主要观点：在动态云原生环境中管理公钥基础设施（PKI）具有挑战性，需采用更自动化和可扩展的方法。本文探讨将 HashiCorp Vault 配置为 FreeIPA 下的从属证书颁发机构（CA），实现请求证书和构建受信任证书链。
关键信息：

• 许多组织依赖 FreeIPA 进行身份验证和证书颁发，但其未设计与 Kubernetes 集成，HashiCorp Vault 可解决此问题。
• 构建两层证书颁发机构系统，FreeIPA CA 为根 CA，Vault 为中间 CA 并由 FreeIPA 签名，增强安全性和可维护性。
• 详细介绍了 FreeIPA 配置，包括创建证书配置文件（如 caSubCertAuth2.cfg）、创建证书访问控制列表（ACL）、在 Vault 中配置中间 CA（如挂载 PKI 后端、设置 TTL、生成 CSR 等）及创建角色等步骤。

任务要求 A :: 根据关于 Vault 与 FreeIPA 证书颁发的原文摘录，在两层证书颁发机构系统中，哪一方充当根 CA？
任务要求 B :: 请把原文摘录中以“主要观点：”开头的段落改写得更简短，并保留其主要事实。
任务要求 C :: 请从原文摘录最后一句之后接续，续写这篇关于 Vault 与 FreeIPA 证书颁发的文字。

数据摘录 ::
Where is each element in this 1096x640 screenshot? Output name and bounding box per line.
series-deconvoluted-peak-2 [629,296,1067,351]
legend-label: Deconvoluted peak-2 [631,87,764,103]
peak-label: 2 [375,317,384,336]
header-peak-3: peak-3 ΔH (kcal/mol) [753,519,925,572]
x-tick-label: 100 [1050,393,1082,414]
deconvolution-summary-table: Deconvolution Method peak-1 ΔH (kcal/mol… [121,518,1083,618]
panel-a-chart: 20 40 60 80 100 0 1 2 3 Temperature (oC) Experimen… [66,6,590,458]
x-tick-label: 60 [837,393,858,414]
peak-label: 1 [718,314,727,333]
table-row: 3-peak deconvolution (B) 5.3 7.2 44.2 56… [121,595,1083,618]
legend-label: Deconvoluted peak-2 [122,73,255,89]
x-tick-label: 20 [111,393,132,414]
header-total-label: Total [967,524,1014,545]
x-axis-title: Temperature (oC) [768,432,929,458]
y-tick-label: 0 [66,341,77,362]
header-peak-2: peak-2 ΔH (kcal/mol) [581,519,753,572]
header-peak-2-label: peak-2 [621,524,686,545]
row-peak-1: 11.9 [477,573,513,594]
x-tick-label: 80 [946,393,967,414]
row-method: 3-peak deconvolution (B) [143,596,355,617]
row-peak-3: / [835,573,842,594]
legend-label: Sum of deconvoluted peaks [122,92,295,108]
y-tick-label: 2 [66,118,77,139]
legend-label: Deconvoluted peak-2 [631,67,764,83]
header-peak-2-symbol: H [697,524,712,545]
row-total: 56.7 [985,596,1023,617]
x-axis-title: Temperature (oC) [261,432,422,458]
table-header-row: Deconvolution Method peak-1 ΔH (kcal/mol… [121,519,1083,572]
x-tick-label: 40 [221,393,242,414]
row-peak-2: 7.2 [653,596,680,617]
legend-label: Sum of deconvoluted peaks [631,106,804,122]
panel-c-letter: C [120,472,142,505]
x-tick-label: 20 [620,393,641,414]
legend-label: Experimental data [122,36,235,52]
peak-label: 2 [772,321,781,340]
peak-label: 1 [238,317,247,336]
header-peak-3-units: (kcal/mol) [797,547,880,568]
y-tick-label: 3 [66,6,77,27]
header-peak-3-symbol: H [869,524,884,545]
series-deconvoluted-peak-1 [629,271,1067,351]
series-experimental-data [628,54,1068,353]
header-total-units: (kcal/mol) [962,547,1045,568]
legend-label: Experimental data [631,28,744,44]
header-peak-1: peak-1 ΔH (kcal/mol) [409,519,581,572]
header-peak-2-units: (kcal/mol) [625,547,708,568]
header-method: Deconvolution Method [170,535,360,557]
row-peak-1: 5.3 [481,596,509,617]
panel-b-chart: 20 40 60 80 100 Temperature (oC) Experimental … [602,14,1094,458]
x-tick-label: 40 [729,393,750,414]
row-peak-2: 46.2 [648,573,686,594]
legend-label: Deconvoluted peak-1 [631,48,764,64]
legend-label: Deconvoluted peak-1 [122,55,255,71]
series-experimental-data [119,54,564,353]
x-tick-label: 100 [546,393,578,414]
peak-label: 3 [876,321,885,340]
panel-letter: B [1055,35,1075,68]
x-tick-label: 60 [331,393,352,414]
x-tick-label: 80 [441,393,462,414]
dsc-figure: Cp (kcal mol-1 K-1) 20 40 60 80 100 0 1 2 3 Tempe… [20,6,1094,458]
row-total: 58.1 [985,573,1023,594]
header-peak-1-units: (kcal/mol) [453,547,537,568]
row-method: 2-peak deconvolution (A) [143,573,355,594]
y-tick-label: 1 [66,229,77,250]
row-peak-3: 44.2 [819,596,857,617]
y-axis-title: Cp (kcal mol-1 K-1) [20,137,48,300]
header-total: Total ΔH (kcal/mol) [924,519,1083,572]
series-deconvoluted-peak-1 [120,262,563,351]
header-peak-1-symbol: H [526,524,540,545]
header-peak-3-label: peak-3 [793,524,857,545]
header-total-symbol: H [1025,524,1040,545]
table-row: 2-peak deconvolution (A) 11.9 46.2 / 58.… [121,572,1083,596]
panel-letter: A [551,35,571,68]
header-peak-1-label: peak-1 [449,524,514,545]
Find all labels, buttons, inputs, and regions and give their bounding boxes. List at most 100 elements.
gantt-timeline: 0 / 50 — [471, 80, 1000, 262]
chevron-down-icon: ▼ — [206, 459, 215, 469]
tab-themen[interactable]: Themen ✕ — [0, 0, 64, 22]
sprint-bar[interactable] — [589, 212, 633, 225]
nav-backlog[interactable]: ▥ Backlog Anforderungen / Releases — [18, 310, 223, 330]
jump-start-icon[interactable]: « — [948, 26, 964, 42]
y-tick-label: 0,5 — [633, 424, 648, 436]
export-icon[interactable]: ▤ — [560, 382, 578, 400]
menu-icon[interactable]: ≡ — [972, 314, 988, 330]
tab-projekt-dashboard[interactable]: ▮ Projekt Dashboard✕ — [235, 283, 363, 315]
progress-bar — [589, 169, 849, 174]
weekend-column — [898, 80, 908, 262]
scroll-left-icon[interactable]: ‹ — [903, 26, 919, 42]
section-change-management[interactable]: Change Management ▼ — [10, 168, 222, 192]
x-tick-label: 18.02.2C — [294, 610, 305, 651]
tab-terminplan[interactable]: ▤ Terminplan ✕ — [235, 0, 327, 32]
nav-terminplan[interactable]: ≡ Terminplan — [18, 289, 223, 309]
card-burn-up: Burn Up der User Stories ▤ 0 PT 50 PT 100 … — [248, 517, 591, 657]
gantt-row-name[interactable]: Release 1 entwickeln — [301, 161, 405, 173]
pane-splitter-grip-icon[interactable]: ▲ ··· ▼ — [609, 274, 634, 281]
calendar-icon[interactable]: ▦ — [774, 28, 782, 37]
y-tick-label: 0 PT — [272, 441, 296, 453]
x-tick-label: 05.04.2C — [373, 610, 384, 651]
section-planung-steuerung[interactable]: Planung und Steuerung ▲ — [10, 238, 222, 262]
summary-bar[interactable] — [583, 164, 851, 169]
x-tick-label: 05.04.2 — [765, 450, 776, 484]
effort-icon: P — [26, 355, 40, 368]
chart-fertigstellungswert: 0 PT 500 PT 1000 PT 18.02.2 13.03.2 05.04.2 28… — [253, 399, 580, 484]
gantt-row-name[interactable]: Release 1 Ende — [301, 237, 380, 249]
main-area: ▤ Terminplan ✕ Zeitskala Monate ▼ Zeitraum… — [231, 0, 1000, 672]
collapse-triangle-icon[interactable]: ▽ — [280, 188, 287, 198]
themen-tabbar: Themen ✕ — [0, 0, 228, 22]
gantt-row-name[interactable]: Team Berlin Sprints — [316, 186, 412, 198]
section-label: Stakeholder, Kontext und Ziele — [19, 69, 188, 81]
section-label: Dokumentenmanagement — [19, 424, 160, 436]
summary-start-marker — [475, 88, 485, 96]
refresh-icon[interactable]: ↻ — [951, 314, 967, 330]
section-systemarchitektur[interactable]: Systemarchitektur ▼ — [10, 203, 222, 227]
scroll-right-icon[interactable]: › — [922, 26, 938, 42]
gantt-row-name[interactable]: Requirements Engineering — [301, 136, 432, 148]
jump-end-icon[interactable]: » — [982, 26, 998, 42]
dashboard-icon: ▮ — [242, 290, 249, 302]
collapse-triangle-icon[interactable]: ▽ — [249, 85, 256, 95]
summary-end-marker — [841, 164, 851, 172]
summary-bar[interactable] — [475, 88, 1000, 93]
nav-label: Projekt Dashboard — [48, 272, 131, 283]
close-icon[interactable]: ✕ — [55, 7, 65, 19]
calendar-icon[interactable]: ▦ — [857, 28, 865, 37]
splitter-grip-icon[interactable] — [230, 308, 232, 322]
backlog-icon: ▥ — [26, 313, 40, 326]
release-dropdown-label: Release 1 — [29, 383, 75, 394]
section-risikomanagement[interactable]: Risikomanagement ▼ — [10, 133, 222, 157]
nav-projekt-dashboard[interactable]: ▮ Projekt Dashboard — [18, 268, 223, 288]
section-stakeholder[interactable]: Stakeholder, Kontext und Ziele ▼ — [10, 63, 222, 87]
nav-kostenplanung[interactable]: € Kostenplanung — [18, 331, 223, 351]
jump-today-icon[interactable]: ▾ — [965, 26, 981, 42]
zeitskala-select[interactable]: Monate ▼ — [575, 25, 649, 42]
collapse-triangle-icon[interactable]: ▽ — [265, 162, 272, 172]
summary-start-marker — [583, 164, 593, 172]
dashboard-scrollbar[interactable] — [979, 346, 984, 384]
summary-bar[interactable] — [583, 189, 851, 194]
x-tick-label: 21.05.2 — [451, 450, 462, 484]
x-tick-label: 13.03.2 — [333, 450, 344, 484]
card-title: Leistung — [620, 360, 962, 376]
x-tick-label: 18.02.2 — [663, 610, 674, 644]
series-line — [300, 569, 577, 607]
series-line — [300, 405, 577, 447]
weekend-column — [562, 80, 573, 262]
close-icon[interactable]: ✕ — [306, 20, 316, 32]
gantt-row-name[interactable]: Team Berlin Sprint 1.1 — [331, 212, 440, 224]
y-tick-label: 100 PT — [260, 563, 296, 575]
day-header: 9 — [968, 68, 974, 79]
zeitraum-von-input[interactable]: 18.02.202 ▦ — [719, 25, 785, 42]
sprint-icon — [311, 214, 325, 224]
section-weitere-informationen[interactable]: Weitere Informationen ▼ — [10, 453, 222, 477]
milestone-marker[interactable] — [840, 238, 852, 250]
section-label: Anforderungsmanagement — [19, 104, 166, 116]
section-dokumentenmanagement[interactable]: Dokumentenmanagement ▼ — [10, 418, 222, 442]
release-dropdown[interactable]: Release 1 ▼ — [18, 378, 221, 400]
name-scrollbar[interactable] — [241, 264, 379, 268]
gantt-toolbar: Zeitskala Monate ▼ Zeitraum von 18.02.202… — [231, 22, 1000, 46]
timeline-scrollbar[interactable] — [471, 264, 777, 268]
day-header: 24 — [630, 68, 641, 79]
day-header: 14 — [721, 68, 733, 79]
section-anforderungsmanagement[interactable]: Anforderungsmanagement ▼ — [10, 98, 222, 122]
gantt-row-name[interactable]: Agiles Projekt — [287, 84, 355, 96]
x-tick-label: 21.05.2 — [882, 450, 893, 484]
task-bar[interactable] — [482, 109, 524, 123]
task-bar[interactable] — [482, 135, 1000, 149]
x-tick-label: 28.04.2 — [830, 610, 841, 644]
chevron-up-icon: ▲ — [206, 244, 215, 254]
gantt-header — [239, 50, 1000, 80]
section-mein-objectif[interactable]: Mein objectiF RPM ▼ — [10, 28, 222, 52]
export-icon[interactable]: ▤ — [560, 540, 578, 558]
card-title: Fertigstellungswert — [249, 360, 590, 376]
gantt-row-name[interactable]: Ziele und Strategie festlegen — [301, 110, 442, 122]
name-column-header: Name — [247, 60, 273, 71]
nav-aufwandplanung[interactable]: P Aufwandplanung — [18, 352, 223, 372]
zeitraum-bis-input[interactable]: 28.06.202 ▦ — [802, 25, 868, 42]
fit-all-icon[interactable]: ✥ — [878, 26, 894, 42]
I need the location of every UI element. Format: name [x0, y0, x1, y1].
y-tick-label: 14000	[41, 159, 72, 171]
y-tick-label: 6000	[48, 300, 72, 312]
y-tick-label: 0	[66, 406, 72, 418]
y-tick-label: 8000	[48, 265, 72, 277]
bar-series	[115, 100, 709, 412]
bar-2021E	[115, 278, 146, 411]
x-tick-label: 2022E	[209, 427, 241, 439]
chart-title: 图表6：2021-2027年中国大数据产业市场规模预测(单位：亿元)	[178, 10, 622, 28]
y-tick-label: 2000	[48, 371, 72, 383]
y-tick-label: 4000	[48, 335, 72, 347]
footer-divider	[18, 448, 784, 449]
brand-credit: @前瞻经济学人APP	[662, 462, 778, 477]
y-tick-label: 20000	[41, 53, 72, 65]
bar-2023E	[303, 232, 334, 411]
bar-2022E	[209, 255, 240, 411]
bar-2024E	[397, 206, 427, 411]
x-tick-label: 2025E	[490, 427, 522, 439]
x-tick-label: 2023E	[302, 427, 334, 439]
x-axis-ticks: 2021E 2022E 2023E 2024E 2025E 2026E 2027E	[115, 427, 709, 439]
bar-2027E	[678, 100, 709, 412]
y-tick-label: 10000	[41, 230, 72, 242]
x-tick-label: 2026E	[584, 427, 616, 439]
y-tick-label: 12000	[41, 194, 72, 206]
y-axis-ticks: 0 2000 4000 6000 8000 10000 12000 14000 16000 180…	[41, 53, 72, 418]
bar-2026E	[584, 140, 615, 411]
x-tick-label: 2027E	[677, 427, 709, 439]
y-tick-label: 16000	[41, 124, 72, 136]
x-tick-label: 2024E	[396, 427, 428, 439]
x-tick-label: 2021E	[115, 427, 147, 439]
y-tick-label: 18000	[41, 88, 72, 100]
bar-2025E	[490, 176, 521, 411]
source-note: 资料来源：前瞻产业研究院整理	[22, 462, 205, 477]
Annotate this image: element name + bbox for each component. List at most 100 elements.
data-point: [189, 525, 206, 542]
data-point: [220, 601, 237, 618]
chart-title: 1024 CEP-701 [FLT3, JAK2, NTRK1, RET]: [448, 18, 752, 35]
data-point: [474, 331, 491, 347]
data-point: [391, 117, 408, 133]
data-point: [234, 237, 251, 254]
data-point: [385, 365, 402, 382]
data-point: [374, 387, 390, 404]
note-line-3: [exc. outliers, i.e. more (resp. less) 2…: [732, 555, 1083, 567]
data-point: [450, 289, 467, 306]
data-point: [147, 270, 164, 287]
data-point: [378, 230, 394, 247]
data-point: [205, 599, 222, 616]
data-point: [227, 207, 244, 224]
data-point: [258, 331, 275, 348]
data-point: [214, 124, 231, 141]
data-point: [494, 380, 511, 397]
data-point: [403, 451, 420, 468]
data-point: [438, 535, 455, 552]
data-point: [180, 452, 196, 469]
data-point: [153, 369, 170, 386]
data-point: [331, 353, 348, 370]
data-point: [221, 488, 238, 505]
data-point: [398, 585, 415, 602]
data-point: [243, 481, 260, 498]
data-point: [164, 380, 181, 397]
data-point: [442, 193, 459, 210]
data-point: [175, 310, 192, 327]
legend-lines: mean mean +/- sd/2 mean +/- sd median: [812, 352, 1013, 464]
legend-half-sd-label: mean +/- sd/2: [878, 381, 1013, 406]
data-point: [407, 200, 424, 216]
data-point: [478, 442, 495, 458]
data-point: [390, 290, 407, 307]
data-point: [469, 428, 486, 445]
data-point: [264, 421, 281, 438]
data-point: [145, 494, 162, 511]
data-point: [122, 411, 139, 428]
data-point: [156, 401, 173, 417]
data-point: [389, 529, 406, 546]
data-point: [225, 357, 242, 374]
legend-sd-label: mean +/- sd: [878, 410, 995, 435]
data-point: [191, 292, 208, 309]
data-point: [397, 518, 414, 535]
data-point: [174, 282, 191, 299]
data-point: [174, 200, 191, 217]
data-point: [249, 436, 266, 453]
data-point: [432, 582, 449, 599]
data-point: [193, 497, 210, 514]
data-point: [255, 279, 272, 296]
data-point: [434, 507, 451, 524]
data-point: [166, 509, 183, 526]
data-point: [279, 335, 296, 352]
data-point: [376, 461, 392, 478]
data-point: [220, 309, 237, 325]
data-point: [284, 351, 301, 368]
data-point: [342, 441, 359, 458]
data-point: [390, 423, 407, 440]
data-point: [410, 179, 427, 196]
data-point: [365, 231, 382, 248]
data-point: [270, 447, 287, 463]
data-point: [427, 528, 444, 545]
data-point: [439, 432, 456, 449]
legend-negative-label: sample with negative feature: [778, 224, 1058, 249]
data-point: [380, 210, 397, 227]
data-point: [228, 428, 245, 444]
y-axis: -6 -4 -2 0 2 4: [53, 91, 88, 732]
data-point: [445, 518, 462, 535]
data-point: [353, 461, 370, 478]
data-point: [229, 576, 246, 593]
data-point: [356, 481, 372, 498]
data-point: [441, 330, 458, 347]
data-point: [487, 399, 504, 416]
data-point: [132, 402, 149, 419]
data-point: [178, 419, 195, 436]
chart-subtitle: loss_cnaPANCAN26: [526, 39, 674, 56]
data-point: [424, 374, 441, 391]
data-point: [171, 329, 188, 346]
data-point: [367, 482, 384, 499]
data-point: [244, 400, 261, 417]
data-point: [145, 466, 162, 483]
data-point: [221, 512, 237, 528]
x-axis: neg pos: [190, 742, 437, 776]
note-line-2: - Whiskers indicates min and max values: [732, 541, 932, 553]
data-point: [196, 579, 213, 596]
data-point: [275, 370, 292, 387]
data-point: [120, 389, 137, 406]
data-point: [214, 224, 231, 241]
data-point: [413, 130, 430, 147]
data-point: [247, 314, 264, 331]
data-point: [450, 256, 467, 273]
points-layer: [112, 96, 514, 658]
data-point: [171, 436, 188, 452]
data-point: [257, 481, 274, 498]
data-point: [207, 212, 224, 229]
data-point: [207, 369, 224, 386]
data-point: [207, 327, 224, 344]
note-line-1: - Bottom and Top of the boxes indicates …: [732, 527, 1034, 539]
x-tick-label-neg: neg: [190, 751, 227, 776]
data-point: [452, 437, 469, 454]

任务答案 A :: FreeIPA CA 充当根 CA。

任务答案 B :: 动态云原生环境中的 PKI 管理难度大，需要更自动化、可扩展的方法。本文介绍如何将 HashiCorp Vault 配置为 FreeIPA 下的从属 CA，用于请求证书和构建受信任证书链。

任务答案 C ::
  重要细节：
• 在 FreeIPA 配置中，需更新特定行的地址，如 policyset.caSubCertSet.9.default.params.crlDistPointsPointName_0。
• 在 Vault 配置中，各步骤的命令及参数设置，如写入中间证书签名请求、配置中间证书颁发机构的签名证书、设置 CRL 位置及创建角色等。最后通过请求证书并创建证书链使证书有效。